The task: Look through the data below and return each line where "Begrenzing" appears.

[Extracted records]
**********
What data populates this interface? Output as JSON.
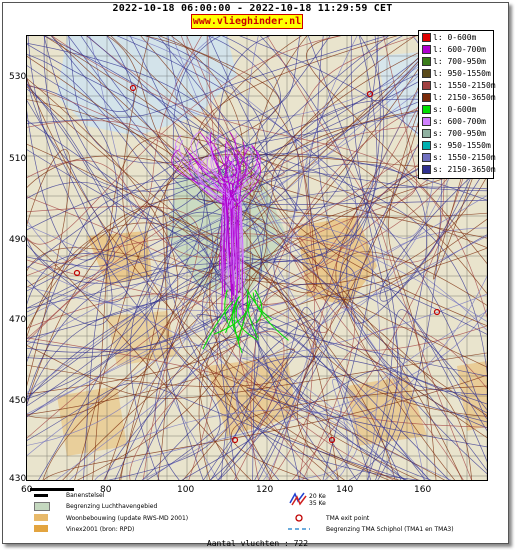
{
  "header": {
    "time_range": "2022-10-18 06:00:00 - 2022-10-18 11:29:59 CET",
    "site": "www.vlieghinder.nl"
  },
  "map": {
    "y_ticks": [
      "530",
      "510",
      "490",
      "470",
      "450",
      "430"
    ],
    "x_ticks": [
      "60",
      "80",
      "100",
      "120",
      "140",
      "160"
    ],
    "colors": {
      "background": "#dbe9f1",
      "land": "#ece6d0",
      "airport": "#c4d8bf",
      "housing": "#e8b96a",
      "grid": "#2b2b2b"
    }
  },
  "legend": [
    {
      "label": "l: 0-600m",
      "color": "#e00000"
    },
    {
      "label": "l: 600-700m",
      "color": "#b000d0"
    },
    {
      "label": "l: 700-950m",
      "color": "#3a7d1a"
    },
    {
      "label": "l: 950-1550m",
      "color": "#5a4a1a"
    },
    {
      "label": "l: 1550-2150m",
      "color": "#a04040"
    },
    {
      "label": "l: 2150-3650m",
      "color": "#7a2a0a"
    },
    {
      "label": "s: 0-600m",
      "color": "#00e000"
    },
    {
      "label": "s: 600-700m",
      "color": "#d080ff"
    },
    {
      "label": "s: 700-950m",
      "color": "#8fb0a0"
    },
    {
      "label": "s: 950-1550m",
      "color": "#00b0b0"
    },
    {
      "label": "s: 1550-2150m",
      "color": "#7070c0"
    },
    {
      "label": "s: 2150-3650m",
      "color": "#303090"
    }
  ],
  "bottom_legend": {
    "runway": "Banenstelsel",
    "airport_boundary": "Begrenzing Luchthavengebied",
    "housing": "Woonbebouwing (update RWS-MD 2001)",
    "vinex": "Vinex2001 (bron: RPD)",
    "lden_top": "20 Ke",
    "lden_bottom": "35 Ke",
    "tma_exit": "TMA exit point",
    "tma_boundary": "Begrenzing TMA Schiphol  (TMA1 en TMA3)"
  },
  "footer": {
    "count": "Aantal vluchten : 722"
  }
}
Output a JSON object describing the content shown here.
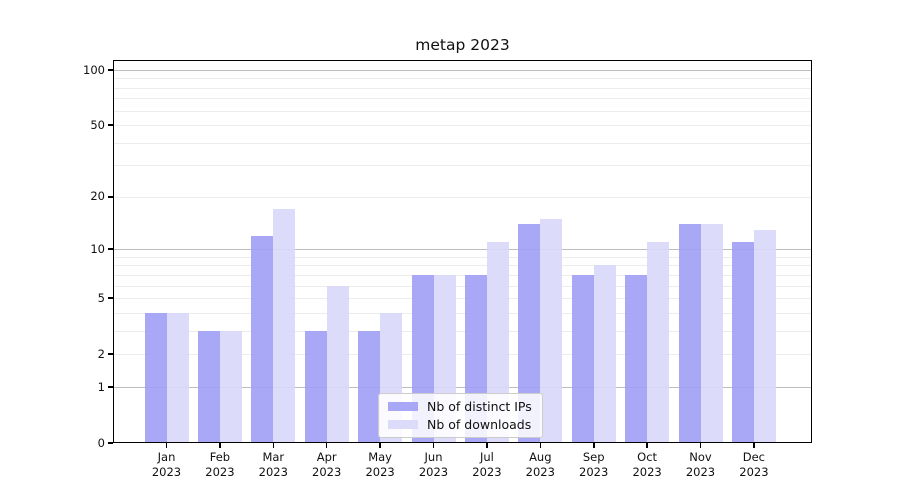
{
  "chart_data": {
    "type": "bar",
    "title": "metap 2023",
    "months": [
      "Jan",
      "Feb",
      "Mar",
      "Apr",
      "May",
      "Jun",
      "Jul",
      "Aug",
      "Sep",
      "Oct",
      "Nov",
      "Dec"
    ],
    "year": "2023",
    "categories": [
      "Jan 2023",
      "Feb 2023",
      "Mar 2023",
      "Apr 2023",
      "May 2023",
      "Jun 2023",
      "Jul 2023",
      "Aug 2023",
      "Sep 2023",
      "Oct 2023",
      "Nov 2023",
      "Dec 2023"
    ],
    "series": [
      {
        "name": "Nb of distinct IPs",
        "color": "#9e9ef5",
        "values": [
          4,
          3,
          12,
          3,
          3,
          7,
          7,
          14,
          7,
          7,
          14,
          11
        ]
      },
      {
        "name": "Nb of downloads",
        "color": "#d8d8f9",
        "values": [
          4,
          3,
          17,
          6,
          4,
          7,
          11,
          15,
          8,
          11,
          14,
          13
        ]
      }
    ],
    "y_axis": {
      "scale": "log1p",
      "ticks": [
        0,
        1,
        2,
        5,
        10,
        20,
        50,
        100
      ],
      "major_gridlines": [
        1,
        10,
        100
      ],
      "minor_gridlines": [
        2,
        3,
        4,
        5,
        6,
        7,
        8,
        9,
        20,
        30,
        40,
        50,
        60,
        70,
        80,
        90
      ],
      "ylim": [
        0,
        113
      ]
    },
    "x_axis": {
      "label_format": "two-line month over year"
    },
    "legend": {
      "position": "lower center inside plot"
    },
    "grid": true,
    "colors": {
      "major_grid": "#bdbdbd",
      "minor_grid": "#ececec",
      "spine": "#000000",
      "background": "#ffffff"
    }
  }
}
**********
Task answer:
    "airport_boundary": "Begrenzing Luchthavengebied",
    "tma_boundary": "Begrenzing TMA Schiphol  (TMA1 en TMA3)"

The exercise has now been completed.